Required work -> Copy out the entries in full and with complete accuracy; pictures are excluded.

Recorded information ->
<<<<
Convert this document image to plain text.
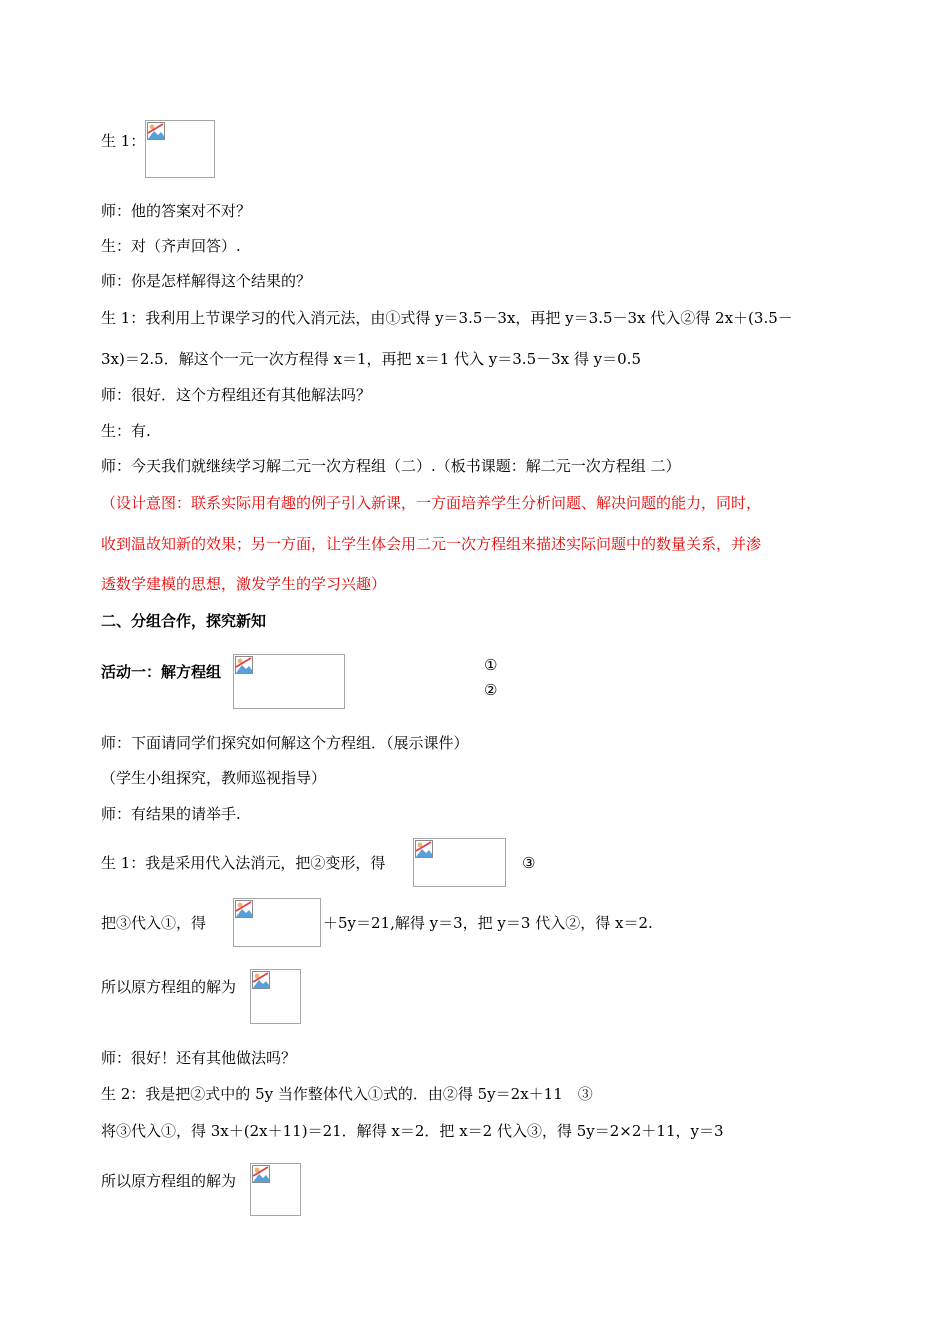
生 1：
师：他的答案对不对？
生：对（齐声回答）.
师：你是怎样解得这个结果的？
生 1：我利用上节课学习的代入消元法，由①式得 y＝3.5－3x，再把 y＝3.5－3x 代入②得 2x＋(3.5－
3x)＝2.5．解这个一元一次方程得 x＝1，再把 x＝1 代入 y＝3.5－3x 得 y＝0.5
师：很好．这个方程组还有其他解法吗？
生：有.
师：今天我们就继续学习解二元一次方程组（二）.（板书课题：解二元一次方程组 二）
（设计意图：联系实际用有趣的例子引入新课，一方面培养学生分析问题、解决问题的能力，同时，
收到温故知新的效果；另一方面，让学生体会用二元一次方程组来描述实际问题中的数量关系，并渗
透数学建模的思想，激发学生的学习兴趣）
二、分组合作，探究新知
活动一：解方程组	①
②
师：下面请同学们探究如何解这个方程组．（展示课件）
（学生小组探究，教师巡视指导）
师：有结果的请举手.
生 1：我是采用代入法消元，把②变形，得	③
把③代入①，得	＋5y＝21,解得 y＝3，把 y＝3 代入②，得 x＝2.
所以原方程组的解为
师：很好！还有其他做法吗？
生 2：我是把②式中的 5y 当作整体代入①式的．由②得 5y＝2x＋11　③
将③代入①，得 3x＋(2x＋11)＝21．解得 x＝2．把 x＝2 代入③，得 5y＝2×2＋11，y＝3
所以原方程组的解为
>>>>
Exercise answer ->
Convert this document image to plain text.
生 1：
师：他的答案对不对？
生：对（齐声回答）.
师：你是怎样解得这个结果的？
生 1：我利用上节课学习的代入消元法，由①式得 y＝3.5－3x，再把 y＝3.5－3x 代入②得 2x＋(3.5－
3x)＝2.5．解这个一元一次方程得 x＝1，再把 x＝1 代入 y＝3.5－3x 得 y＝0.5
师：很好．这个方程组还有其他解法吗？
生：有.
师：今天我们就继续学习解二元一次方程组（二）.（板书课题：解二元一次方程组 二）
（设计意图：联系实际用有趣的例子引入新课，一方面培养学生分析问题、解决问题的能力，同时，
收到温故知新的效果；另一方面，让学生体会用二元一次方程组来描述实际问题中的数量关系，并渗
透数学建模的思想，激发学生的学习兴趣）
二、分组合作，探究新知
活动一：解方程组	①
②
师：下面请同学们探究如何解这个方程组．（展示课件）
（学生小组探究，教师巡视指导）
师：有结果的请举手.
生 1：我是采用代入法消元，把②变形，得	③
把③代入①，得	＋5y＝21,解得 y＝3，把 y＝3 代入②，得 x＝2.
所以原方程组的解为
师：很好！还有其他做法吗？
生 2：我是把②式中的 5y 当作整体代入①式的．由②得 5y＝2x＋11　③
将③代入①，得 3x＋(2x＋11)＝21．解得 x＝2．把 x＝2 代入③，得 5y＝2×2＋11，y＝3
所以原方程组的解为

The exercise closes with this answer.